§ TASK DESCRIPTION:
The entries below are to be repeated exactly as they stand.

§ INPUT MATERIAL:
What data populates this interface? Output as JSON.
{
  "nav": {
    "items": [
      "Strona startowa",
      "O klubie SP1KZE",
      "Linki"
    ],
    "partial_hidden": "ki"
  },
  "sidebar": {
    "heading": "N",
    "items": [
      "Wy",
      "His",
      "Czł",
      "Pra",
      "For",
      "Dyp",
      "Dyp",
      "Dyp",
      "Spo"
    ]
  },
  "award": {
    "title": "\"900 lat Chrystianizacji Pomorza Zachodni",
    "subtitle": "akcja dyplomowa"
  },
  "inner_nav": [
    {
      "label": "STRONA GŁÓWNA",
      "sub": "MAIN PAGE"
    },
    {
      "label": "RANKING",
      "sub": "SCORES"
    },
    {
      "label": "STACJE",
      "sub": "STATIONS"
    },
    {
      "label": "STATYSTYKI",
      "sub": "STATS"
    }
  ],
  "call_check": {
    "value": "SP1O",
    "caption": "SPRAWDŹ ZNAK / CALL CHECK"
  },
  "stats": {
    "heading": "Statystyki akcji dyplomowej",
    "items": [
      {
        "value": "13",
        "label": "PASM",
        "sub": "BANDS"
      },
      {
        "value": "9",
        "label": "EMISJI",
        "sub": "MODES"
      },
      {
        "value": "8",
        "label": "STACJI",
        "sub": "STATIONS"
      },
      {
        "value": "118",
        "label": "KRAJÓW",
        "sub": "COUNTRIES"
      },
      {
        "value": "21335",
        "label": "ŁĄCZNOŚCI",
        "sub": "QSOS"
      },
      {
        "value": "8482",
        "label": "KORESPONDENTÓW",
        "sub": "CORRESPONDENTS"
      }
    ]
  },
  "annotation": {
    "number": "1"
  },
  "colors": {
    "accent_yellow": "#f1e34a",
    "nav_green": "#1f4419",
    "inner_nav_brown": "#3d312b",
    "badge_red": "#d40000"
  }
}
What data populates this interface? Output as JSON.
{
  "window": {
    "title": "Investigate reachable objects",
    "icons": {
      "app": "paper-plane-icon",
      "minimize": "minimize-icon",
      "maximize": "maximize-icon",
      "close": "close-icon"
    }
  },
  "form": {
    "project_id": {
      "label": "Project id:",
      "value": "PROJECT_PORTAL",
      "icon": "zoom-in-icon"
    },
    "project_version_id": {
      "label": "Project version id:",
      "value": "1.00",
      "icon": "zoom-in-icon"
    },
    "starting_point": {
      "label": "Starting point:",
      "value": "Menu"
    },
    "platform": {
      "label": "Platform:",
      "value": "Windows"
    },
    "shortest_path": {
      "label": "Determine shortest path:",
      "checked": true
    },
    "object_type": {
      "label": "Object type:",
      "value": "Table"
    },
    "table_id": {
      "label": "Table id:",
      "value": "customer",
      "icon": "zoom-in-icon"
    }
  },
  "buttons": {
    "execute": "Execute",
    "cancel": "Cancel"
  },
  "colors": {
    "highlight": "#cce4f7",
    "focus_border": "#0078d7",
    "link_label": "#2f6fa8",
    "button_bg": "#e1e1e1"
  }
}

§ FINAL RESULT:
What data populates this interface? Output as JSON.
{
  "nav": {
    "items": [
      "Strona startowa",
      "O klubie SP1KZE",
      "Linki"
    ],
    "partial_hidden": "ki"
  },
  "sidebar": {
    "heading": "N",
    "items": [
      "Wy",
      "His",
      "Czł",
      "Pra",
      "For",
      "Dyp",
      "Dyp",
      "Dyp",
      "Spo"
    ]
  },
  "award": {
    "title": "\"900 lat Chrystianizacji Pomorza Zachodni",
    "subtitle": "akcja dyplomowa"
  },
  "inner_nav": [
    {
      "label": "STRONA GŁÓWNA",
      "sub": "MAIN PAGE"
    },
    {
      "label": "RANKING",
      "sub": "SCORES"
    },
    {
      "label": "STACJE",
      "sub": "STATIONS"
    },
    {
      "label": "STATYSTYKI",
      "sub": "STATS"
    }
  ],
  "call_check": {
    "value": "SP1O",
    "caption": "SPRAWDŹ ZNAK / CALL CHECK"
  },
  "stats": {
    "heading": "Statystyki akcji dyplomowej",
    "items": [
      {
        "value": "13",
        "label": "PASM",
        "sub": "BANDS"
      },
      {
        "value": "9",
        "label": "EMISJI",
        "sub": "MODES"
      },
      {
        "value": "8",
        "label": "STACJI",
        "sub": "STATIONS"
      },
      {
        "value": "118",
        "label": "KRAJÓW",
        "sub": "COUNTRIES"
      },
      {
        "value": "21335",
        "label": "ŁĄCZNOŚCI",
        "sub": "QSOS"
      },
      {
        "value": "8482",
        "label": "KORESPONDENTÓW",
        "sub": "CORRESPONDENTS"
      }
    ]
  },
  "annotation": {
    "number": "1"
  },
  "colors": {
    "accent_yellow": "#f1e34a",
    "nav_green": "#1f4419",
    "inner_nav_brown": "#3d312b",
    "badge_red": "#d40000"
  }
}
What data populates this interface? Output as JSON.
{
  "window": {
    "title": "Investigate reachable objects",
    "icons": {
      "app": "paper-plane-icon",
      "minimize": "minimize-icon",
      "maximize": "maximize-icon",
      "close": "close-icon"
    }
  },
  "form": {
    "project_id": {
      "label": "Project id:",
      "value": "PROJECT_PORTAL",
      "icon": "zoom-in-icon"
    },
    "project_version_id": {
      "label": "Project version id:",
      "value": "1.00",
      "icon": "zoom-in-icon"
    },
    "starting_point": {
      "label": "Starting point:",
      "value": "Menu"
    },
    "platform": {
      "label": "Platform:",
      "value": "Windows"
    },
    "shortest_path": {
      "label": "Determine shortest path:",
      "checked": true
    },
    "object_type": {
      "label": "Object type:",
      "value": "Table"
    },
    "table_id": {
      "label": "Table id:",
      "value": "customer",
      "icon": "zoom-in-icon"
    }
  },
  "buttons": {
    "execute": "Execute",
    "cancel": "Cancel"
  },
  "colors": {
    "highlight": "#cce4f7",
    "focus_border": "#0078d7",
    "link_label": "#2f6fa8",
    "button_bg": "#e1e1e1"
  }
}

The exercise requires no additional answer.